**WRITTEN TASK**
From the listing below, pull each line that includes "this".

** start RECORDS TO USE **

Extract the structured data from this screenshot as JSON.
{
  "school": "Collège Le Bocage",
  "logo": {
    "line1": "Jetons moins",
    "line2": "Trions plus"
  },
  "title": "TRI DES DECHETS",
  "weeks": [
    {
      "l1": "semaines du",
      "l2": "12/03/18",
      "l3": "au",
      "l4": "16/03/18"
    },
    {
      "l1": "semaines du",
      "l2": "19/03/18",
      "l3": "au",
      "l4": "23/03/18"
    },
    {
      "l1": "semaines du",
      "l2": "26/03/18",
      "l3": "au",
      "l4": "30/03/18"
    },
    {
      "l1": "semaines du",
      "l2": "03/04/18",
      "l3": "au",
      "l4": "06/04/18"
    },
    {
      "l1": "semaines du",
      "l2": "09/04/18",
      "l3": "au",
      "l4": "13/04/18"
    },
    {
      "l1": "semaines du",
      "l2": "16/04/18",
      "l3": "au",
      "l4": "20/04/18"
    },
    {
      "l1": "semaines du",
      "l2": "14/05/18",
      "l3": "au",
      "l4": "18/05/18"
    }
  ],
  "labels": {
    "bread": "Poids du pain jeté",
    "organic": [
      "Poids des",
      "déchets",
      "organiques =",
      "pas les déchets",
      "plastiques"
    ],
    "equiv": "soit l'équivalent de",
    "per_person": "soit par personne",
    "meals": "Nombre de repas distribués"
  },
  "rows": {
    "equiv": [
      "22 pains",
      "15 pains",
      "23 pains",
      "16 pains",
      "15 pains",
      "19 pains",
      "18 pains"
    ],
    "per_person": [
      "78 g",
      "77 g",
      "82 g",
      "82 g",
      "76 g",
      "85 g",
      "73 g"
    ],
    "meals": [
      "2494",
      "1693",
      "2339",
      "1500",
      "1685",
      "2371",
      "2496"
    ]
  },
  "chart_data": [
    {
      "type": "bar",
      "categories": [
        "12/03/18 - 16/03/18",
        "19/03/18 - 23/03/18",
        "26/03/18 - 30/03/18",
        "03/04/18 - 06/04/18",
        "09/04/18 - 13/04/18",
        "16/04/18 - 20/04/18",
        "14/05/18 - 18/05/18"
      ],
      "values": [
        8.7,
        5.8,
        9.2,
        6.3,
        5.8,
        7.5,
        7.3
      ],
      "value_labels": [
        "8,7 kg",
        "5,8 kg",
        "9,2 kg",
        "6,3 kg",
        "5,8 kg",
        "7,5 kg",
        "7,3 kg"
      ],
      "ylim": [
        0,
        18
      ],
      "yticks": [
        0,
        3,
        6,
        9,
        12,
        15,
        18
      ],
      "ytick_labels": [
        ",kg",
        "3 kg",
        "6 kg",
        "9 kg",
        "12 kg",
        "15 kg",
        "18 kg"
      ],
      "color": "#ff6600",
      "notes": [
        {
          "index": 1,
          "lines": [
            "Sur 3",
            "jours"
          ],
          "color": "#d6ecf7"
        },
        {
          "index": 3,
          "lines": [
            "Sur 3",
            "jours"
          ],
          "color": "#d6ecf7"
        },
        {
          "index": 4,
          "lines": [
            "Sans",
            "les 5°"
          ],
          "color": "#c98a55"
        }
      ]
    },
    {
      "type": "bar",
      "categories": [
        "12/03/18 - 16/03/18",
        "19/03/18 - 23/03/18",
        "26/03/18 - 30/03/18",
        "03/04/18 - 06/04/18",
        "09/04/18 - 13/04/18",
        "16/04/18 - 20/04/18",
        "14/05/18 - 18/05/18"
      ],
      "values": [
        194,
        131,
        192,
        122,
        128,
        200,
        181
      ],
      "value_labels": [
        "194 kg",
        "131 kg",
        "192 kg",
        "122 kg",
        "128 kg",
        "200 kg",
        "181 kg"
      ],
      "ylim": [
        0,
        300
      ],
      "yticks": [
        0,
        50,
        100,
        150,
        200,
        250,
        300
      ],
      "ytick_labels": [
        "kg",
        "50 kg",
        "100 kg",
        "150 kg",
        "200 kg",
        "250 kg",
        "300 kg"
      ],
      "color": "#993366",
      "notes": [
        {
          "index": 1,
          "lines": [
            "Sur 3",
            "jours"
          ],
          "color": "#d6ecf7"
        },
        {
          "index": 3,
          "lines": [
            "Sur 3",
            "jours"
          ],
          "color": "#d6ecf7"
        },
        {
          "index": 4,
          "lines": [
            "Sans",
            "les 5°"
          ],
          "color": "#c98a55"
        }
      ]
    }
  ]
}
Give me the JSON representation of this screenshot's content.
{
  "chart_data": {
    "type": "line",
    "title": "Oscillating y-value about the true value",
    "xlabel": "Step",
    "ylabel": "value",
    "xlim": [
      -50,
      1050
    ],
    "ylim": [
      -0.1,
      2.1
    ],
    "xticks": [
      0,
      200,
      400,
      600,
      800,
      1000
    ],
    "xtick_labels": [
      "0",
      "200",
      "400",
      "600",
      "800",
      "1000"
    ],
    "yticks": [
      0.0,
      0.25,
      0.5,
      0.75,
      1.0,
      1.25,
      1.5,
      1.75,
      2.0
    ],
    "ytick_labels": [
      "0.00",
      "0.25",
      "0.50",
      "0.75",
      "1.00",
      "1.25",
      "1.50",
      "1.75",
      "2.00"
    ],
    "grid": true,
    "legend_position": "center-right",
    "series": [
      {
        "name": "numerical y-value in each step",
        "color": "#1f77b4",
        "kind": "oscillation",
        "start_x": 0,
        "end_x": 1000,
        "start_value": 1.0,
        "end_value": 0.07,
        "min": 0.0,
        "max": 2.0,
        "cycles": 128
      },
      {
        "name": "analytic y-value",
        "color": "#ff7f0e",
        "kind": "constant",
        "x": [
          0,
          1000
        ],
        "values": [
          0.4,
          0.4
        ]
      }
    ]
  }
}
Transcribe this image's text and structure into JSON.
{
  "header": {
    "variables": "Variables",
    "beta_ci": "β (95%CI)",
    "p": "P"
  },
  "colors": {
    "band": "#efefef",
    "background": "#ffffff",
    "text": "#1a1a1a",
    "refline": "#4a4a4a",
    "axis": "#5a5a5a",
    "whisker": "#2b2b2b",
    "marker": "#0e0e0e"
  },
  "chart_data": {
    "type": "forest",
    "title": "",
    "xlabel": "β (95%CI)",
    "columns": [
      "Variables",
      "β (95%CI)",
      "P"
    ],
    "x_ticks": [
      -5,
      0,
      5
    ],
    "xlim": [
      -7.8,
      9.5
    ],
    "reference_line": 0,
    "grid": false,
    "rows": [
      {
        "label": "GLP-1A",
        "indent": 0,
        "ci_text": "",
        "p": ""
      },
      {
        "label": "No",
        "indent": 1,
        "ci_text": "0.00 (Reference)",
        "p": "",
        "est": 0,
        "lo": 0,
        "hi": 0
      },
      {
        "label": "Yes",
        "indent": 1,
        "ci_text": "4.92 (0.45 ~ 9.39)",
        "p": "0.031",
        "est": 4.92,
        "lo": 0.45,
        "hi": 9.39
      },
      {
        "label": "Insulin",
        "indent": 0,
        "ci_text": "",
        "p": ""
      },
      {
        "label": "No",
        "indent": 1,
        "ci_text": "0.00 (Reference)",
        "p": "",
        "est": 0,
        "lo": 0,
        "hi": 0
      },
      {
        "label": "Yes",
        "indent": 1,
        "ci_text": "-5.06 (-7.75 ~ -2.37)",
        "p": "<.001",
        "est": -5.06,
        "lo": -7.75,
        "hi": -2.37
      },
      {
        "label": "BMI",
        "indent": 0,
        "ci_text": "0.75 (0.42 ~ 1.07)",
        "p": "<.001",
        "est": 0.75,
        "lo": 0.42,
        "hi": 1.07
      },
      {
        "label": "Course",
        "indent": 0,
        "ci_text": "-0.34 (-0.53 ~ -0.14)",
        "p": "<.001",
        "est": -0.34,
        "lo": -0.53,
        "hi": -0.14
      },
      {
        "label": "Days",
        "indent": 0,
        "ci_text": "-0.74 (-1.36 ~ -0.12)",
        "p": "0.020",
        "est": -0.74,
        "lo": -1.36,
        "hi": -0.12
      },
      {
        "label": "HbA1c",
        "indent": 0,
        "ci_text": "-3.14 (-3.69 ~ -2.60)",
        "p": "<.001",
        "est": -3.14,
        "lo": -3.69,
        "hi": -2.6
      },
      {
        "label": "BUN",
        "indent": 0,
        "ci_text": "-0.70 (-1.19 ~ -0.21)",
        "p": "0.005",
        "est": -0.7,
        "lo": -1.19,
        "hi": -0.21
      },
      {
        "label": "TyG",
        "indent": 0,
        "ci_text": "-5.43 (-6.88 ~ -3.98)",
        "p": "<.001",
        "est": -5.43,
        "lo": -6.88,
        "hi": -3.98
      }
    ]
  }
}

** end RECORDS TO USE **

**CORRECT RESPONSE**
Extract the structured data from this screenshot as JSON.
Give me the JSON representation of this screenshot's content.
Transcribe this image's text and structure into JSON.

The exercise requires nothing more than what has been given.